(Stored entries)

>> START

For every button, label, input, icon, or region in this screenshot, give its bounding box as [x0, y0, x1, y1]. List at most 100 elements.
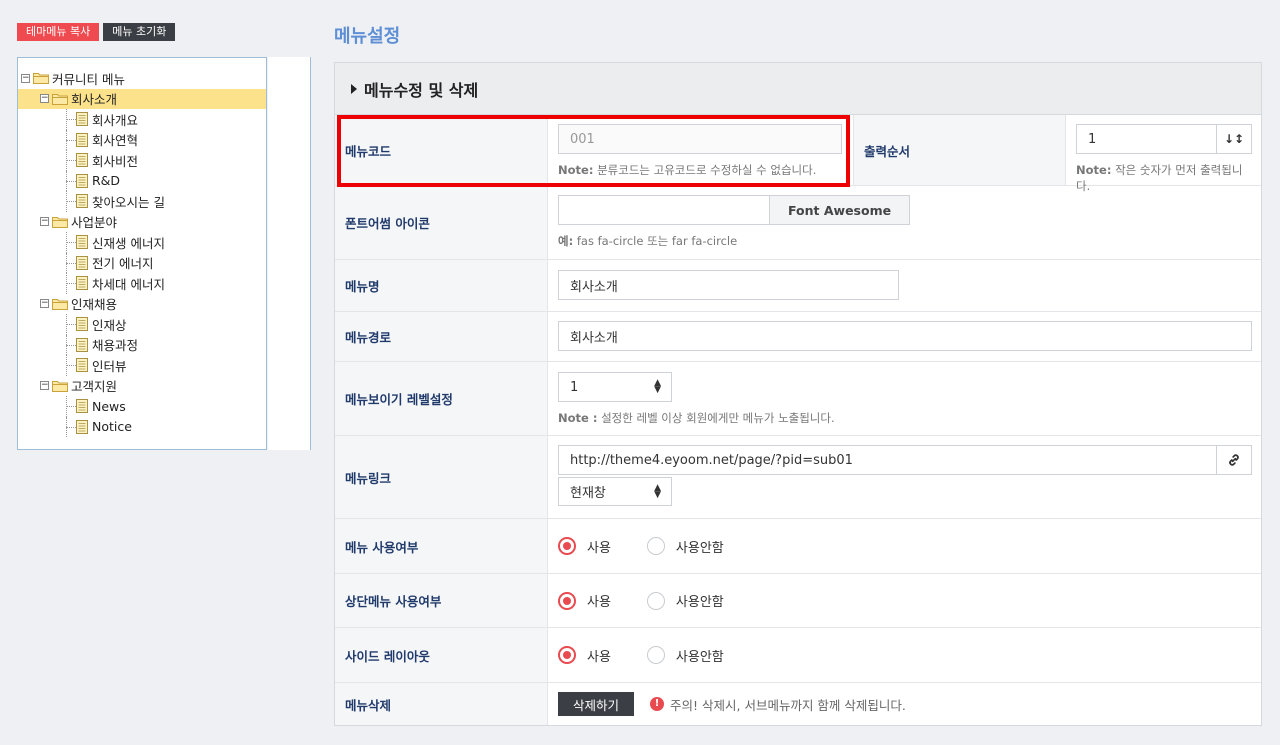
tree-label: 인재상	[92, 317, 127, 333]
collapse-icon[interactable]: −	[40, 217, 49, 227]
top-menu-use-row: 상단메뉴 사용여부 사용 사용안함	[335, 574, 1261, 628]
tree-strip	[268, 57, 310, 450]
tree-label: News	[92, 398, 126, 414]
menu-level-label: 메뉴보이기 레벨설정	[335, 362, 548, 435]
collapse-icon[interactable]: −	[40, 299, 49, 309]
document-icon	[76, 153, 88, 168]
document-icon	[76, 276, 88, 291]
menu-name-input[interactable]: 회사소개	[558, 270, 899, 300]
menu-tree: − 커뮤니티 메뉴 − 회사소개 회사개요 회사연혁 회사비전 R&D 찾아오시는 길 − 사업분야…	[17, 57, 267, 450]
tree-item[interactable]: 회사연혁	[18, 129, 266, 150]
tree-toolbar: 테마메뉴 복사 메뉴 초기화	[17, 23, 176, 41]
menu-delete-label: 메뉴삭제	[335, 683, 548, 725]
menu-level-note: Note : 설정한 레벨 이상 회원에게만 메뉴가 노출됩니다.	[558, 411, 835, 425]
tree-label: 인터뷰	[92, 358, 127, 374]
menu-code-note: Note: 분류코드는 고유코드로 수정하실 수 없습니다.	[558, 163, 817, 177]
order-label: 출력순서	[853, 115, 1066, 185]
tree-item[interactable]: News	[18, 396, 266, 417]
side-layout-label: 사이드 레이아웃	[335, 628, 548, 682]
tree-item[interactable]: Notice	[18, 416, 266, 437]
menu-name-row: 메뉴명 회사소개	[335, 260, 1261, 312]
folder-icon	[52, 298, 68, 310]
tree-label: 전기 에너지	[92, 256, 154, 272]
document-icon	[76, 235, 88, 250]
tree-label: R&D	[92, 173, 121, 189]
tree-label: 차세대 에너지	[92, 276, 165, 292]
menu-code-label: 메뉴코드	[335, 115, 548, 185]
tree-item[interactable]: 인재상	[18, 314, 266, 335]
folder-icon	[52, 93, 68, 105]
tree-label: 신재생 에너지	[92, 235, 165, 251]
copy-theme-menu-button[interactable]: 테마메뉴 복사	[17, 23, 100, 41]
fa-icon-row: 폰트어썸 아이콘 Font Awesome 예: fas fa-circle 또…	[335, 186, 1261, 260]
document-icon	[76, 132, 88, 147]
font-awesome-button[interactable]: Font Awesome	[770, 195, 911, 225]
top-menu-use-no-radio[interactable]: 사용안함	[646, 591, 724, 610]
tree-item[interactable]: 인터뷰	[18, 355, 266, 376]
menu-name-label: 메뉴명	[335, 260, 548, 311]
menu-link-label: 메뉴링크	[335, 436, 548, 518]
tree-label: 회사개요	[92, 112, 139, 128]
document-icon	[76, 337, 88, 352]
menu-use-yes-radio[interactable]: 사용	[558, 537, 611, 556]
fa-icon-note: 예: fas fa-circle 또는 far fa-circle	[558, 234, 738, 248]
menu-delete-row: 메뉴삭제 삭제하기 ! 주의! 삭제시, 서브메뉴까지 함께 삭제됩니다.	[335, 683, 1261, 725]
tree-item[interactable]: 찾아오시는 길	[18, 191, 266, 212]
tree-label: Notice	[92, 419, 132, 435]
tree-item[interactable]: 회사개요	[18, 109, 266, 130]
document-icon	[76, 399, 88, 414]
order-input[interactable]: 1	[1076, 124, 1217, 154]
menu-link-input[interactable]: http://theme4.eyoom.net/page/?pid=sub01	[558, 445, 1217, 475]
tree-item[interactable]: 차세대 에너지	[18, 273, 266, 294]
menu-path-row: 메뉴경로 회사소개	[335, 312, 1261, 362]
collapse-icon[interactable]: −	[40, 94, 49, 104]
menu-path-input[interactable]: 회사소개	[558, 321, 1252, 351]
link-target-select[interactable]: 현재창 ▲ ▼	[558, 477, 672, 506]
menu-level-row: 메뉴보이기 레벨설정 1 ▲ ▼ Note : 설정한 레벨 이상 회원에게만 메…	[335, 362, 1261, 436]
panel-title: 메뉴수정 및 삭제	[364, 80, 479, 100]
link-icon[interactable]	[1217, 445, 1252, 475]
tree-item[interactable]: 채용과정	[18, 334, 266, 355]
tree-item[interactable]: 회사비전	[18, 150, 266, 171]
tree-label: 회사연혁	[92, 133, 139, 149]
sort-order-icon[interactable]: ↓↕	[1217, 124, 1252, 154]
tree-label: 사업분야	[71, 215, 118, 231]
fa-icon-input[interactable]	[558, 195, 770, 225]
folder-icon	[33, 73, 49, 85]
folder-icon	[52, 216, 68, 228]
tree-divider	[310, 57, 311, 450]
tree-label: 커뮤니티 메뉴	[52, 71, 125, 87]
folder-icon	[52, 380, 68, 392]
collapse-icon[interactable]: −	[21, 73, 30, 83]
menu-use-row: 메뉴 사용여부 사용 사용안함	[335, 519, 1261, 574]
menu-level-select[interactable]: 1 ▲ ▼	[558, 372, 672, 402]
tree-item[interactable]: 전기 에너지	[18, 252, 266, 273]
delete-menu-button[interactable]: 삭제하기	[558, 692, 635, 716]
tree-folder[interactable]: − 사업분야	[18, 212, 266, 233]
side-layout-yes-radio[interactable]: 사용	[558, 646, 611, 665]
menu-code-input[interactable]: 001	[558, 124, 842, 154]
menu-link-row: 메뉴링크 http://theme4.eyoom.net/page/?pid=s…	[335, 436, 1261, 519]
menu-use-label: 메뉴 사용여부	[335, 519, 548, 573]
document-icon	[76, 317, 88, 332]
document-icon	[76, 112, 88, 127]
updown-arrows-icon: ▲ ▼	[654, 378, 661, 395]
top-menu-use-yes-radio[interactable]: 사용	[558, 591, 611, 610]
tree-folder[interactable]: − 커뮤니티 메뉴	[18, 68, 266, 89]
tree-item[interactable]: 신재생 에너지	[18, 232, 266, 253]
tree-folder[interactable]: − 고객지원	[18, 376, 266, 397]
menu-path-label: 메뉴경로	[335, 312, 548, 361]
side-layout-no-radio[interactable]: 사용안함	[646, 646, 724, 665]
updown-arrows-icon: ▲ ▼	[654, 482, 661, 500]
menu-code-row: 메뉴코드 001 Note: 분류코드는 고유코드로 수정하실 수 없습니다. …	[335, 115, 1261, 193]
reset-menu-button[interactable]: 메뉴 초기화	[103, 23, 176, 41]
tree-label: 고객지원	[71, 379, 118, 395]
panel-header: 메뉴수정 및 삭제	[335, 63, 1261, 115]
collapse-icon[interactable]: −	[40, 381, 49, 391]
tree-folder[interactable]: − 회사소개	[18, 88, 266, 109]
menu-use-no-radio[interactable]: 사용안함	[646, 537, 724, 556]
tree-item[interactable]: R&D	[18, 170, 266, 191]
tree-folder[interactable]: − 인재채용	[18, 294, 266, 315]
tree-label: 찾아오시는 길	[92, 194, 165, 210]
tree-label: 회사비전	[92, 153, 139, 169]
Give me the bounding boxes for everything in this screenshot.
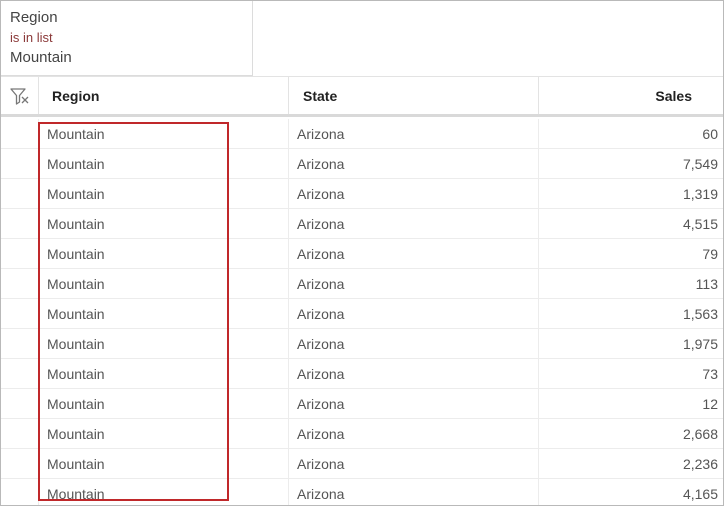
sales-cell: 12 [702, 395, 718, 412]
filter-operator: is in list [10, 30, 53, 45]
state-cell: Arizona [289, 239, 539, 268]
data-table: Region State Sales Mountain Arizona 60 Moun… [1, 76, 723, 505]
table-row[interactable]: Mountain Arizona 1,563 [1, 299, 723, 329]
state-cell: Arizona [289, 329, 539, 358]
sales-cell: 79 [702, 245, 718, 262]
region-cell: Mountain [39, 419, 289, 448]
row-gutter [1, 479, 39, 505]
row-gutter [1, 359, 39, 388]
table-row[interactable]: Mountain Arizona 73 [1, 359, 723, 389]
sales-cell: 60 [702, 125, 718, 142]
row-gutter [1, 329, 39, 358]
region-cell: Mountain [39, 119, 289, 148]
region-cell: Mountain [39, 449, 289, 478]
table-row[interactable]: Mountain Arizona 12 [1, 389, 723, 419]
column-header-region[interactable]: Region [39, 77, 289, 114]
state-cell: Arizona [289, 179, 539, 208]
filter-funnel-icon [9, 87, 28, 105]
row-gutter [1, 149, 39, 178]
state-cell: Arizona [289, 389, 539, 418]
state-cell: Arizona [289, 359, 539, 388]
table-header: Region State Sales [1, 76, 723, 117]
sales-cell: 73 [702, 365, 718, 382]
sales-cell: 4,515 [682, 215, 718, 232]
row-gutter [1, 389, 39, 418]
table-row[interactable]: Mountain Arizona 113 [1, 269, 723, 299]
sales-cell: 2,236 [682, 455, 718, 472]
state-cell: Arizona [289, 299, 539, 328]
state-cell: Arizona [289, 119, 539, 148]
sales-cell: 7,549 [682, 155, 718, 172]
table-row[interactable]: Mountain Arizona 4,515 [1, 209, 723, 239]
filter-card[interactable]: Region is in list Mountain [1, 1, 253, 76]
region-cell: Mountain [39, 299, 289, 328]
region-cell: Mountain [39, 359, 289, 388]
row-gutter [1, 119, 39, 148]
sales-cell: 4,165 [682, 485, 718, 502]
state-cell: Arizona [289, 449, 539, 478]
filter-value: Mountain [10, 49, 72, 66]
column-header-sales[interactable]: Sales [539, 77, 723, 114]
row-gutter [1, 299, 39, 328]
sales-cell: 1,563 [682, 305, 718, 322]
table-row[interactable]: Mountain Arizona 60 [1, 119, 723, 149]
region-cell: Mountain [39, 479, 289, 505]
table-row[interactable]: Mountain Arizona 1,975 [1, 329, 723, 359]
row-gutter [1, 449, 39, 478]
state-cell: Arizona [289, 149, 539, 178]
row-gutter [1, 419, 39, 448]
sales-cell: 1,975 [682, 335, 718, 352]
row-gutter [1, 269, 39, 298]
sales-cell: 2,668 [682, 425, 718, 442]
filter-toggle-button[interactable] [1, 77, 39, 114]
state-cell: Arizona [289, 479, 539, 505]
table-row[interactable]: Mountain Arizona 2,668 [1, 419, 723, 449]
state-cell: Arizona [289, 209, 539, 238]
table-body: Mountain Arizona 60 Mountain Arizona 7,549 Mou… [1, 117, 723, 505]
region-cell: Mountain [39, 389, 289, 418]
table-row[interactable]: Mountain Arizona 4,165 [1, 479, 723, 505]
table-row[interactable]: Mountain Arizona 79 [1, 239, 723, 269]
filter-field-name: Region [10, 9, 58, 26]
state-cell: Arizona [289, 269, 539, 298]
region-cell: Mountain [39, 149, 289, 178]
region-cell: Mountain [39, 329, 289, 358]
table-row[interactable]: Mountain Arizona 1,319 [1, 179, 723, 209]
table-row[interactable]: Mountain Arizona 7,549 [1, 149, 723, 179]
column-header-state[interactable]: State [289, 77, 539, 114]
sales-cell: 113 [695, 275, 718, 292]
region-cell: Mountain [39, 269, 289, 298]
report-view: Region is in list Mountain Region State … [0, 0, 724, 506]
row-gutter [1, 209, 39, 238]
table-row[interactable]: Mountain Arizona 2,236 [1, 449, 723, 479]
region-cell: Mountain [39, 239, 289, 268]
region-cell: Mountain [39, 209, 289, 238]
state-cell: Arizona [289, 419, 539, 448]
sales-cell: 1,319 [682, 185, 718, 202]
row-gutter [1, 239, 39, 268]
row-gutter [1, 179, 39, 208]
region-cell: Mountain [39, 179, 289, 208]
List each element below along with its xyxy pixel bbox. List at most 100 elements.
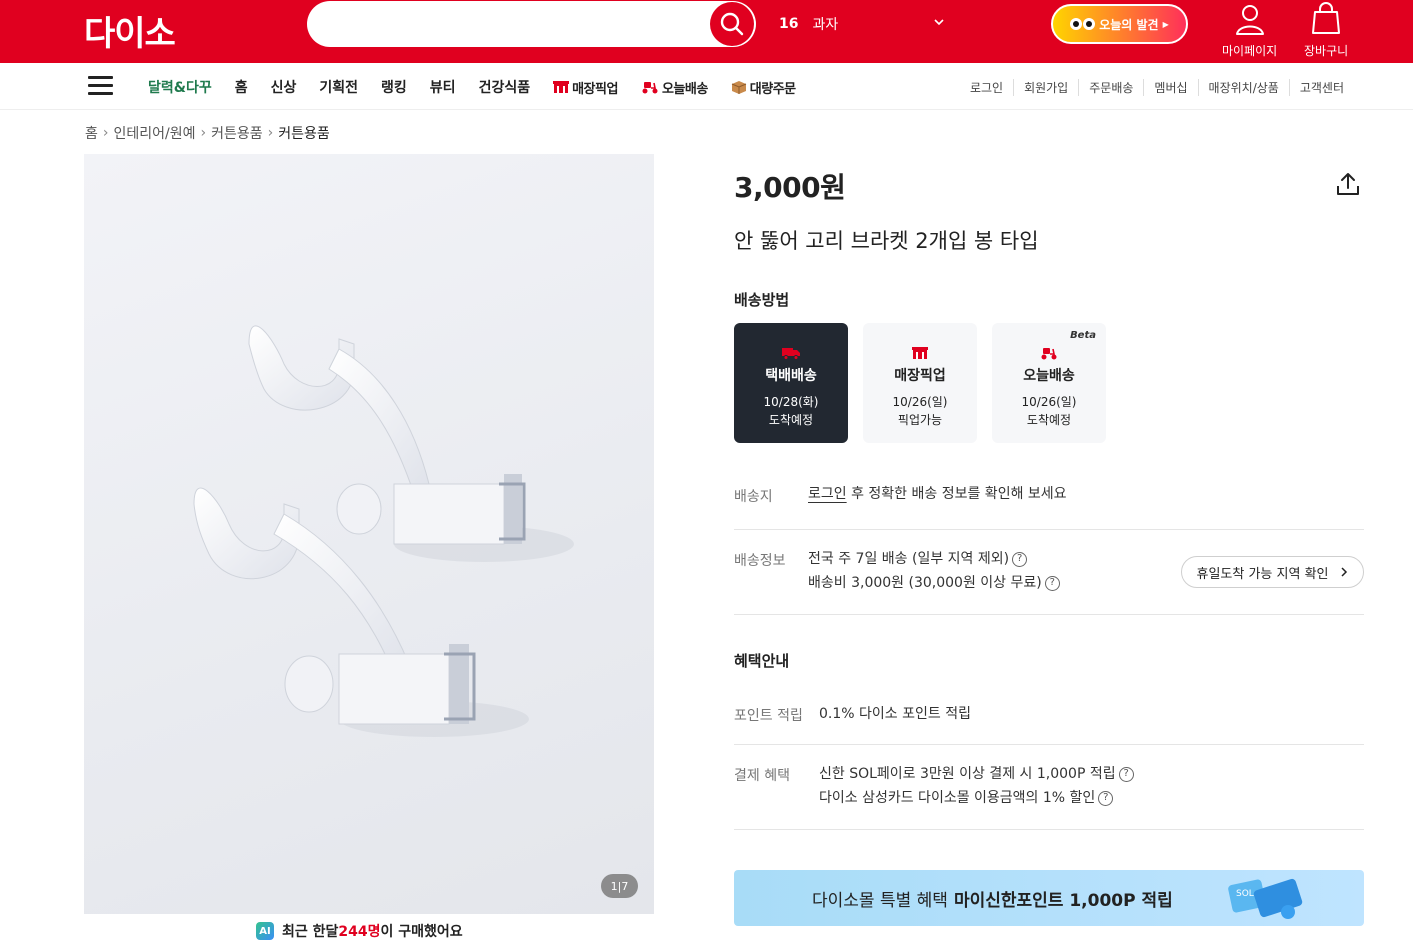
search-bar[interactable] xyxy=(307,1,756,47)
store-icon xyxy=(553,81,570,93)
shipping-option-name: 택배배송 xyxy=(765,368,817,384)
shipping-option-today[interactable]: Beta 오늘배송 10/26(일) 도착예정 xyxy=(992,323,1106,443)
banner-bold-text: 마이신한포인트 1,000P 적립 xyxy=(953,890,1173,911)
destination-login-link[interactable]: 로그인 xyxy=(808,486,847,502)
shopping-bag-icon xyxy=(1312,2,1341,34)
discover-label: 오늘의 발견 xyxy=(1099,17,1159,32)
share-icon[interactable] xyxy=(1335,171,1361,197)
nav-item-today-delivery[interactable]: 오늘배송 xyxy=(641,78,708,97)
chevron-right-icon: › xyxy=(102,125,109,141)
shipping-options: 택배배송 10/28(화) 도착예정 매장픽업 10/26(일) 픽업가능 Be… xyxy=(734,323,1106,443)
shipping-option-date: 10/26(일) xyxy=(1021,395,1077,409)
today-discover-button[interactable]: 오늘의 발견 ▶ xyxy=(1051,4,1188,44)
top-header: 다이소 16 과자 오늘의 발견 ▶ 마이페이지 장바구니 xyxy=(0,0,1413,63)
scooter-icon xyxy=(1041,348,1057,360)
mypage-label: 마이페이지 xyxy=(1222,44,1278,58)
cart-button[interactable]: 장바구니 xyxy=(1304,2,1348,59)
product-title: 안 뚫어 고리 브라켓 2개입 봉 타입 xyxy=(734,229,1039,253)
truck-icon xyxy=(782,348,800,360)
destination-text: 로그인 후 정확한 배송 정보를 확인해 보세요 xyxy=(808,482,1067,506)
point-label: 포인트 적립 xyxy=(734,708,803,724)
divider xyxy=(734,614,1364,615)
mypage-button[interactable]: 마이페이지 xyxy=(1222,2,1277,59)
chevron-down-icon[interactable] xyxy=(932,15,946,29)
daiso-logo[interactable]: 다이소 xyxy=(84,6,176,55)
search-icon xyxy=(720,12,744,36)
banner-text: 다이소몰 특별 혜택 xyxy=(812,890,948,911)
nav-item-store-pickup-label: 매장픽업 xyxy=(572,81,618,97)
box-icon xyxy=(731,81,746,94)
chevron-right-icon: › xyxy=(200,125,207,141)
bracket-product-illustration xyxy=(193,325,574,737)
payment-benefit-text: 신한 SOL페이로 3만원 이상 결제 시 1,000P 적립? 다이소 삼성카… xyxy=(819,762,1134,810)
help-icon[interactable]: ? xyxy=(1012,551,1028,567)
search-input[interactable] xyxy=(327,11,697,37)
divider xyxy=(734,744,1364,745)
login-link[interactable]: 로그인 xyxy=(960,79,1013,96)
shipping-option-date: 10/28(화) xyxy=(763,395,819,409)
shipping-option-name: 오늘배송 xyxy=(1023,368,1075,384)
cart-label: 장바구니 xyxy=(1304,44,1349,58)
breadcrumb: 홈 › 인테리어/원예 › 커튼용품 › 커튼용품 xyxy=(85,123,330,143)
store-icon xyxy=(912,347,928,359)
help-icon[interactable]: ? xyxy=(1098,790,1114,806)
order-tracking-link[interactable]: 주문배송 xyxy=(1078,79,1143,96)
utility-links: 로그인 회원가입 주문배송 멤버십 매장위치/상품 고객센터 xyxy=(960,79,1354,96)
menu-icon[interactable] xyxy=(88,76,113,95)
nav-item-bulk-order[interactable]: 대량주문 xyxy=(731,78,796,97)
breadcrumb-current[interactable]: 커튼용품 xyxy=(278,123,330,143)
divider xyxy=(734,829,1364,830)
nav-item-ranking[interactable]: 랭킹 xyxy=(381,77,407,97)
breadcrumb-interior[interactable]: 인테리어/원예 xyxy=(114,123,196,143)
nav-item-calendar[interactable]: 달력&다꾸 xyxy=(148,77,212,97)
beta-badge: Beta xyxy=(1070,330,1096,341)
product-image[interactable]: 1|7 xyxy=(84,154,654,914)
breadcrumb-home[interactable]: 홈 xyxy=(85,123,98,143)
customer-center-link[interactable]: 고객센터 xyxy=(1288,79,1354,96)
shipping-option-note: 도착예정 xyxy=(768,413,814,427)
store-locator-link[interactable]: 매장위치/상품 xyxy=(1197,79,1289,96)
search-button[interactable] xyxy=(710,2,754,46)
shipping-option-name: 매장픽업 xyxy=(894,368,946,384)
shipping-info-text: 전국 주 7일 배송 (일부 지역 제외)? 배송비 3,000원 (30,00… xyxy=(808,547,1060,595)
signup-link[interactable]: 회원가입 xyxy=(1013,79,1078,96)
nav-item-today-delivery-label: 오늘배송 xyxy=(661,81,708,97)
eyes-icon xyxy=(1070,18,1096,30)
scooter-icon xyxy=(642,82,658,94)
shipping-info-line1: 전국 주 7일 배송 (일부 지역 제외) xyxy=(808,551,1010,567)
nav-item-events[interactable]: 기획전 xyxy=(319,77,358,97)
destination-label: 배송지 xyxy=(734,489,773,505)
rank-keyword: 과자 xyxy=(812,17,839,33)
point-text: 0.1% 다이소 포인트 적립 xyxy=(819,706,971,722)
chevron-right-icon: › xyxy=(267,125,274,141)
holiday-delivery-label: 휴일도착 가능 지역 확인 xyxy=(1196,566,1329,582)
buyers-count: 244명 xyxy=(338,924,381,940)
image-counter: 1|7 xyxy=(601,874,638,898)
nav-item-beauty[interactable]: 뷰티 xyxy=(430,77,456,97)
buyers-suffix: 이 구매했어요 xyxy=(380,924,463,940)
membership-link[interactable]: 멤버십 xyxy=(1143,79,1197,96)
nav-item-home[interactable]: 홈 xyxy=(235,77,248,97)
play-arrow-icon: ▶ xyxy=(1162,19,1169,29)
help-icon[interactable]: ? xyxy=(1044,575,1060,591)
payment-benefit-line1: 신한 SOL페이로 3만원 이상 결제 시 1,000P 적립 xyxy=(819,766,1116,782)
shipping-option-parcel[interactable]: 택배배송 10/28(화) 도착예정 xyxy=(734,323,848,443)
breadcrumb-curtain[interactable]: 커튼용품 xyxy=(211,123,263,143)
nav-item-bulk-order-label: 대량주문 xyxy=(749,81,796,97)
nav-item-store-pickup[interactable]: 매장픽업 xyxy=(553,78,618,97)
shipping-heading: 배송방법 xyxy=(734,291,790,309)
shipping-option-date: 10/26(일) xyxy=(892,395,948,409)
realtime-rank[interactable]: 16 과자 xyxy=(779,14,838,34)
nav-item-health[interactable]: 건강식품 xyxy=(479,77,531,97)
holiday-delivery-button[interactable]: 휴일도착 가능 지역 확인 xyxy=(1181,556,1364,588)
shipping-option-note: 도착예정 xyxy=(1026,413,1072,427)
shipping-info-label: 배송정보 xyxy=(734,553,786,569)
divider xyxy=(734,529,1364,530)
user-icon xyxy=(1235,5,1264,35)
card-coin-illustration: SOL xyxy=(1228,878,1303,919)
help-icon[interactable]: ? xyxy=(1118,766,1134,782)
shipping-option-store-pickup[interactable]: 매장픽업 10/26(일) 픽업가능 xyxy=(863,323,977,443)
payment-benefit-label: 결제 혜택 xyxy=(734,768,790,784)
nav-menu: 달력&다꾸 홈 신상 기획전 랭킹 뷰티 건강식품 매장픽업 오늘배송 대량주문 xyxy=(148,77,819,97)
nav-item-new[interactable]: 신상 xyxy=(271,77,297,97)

>> END

> _Written problem_:
Reproduce the part of the listing that opens with the line containing "317, 127, 333]" and closes with the line containing "276, 88, 291]", including both of those lines.

> _Reply_:
tree-label: 인재상	[92, 317, 127, 333]
collapse-icon[interactable]: −	[40, 217, 49, 227]
top-menu-use-row: 상단메뉴 사용여부 사용 사용안함	[335, 574, 1261, 628]
tree-strip	[268, 57, 310, 450]
tree-label: News	[92, 398, 126, 414]
menu-level-label: 메뉴보이기 레벨설정	[335, 362, 548, 435]
collapse-icon[interactable]: −	[40, 299, 49, 309]
document-icon	[76, 153, 88, 168]
document-icon	[76, 276, 88, 291]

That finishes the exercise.